**WHAT YOU HAVE TO DO:** Show all the lines in the data below that include the word "mayor".

**DATA FOR THIS EXERCISE:**
== Segment start ==

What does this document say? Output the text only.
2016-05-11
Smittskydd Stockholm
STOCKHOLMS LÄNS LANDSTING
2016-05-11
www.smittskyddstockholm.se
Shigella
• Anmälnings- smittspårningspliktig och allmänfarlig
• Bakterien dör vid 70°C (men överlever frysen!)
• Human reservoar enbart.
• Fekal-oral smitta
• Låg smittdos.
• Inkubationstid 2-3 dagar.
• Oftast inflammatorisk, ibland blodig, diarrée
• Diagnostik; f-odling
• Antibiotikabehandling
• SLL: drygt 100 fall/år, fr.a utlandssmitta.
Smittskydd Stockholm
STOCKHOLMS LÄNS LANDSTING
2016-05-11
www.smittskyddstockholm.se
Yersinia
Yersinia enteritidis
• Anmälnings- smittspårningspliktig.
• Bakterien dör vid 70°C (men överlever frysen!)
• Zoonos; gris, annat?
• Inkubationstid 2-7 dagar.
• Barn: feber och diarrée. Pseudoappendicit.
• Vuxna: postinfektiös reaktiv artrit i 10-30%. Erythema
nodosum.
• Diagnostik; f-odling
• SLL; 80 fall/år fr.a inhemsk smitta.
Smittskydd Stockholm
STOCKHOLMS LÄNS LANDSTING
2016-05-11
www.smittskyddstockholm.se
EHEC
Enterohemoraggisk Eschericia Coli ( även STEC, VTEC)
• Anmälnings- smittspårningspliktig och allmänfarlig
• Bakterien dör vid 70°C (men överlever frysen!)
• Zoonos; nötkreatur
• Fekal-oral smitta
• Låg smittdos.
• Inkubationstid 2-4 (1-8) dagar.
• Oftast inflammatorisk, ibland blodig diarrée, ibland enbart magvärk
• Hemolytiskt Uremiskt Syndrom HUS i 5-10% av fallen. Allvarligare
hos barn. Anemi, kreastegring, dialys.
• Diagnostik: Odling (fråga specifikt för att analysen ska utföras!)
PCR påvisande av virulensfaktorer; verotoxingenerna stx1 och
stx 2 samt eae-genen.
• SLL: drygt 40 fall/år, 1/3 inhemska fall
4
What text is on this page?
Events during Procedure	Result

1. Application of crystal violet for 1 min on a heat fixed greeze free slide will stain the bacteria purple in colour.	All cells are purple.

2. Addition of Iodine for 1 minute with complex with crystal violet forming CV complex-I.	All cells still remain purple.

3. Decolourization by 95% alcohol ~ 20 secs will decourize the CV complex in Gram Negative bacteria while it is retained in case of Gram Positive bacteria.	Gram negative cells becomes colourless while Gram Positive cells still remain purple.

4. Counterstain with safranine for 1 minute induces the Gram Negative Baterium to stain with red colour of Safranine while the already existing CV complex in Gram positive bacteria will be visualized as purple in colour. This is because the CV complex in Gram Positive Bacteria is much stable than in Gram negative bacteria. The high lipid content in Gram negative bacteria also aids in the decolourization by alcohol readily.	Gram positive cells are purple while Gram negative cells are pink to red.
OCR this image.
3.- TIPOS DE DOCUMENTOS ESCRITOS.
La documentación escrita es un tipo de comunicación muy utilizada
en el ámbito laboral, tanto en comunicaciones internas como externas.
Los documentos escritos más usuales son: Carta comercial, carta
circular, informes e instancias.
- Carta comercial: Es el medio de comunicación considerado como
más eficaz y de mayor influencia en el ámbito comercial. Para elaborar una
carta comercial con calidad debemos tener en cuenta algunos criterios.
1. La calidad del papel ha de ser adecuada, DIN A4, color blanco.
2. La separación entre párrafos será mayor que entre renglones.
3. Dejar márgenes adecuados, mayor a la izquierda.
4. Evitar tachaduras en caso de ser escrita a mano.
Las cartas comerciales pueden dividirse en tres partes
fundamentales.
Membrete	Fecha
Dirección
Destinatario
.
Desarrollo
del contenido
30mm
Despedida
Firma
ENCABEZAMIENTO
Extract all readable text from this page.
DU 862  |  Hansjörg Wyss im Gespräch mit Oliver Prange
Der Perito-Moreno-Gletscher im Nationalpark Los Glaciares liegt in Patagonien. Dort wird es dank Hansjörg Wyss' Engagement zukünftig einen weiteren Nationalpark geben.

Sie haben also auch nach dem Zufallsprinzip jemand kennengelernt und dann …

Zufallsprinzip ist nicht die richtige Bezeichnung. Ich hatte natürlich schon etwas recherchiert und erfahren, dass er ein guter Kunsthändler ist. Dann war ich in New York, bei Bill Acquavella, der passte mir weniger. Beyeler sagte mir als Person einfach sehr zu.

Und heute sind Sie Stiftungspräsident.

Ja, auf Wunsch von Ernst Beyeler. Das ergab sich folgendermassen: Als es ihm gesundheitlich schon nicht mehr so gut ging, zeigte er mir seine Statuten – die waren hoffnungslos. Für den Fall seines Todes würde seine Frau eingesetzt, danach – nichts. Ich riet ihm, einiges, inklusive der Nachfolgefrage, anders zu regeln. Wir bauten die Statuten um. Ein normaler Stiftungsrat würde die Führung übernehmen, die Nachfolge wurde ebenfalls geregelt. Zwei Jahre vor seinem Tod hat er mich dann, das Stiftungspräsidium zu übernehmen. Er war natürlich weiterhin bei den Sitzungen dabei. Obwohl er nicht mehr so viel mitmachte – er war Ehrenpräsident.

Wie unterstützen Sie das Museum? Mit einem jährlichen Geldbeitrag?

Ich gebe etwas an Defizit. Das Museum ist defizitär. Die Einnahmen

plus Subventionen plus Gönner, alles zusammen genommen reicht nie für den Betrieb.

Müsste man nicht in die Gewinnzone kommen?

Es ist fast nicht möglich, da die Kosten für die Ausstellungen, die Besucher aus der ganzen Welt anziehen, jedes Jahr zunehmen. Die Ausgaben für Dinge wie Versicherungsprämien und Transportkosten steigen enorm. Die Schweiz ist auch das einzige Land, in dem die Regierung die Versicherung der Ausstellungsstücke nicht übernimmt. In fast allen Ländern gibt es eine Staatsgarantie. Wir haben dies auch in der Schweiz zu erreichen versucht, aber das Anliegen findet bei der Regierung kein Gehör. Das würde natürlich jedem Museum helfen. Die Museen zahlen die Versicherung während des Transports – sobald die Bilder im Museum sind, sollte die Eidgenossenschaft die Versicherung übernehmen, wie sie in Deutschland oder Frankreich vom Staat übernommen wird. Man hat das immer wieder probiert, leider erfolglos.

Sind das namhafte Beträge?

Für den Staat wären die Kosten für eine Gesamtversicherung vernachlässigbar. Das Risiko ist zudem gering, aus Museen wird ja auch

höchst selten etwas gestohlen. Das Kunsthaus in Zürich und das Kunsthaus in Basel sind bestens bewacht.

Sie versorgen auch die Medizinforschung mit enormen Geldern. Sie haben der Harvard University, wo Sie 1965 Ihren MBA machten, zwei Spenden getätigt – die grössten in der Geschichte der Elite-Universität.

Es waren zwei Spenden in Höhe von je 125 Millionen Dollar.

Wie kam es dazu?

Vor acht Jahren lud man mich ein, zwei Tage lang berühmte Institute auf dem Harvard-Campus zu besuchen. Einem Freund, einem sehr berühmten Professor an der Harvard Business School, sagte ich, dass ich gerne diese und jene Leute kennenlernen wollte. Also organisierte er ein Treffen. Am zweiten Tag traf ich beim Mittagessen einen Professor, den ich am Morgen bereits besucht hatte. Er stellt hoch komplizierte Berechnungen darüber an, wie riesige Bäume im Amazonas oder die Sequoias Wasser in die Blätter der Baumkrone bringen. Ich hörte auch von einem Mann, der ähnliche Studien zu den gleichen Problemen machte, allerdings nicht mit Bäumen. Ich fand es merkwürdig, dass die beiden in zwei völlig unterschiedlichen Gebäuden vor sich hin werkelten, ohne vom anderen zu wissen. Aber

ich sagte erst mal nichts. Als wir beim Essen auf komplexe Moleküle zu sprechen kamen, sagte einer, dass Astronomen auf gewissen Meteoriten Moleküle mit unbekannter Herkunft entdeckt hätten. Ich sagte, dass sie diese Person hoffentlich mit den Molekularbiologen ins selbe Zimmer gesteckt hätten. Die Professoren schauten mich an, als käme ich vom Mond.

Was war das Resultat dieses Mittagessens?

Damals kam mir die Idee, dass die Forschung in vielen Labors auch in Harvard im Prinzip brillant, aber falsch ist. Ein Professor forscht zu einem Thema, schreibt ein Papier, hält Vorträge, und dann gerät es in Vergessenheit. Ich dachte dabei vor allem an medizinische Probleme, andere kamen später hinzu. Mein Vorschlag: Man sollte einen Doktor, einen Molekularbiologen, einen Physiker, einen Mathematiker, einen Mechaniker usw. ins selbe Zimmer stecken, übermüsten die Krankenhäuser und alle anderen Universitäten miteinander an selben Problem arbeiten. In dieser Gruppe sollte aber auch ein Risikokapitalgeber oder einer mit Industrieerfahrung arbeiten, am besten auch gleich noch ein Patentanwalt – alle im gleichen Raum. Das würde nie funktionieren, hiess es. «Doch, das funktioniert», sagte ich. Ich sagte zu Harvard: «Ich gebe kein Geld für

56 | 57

== Segment end ==

**ANSWER TO THE EXERCISE:**
más eficaz y de mayor influencia en el ámbito comercial. Para elaborar una
2. La separación entre párrafos será mayor que entre renglones.
3. Dejar márgenes adecuados, mayor a la izquierda.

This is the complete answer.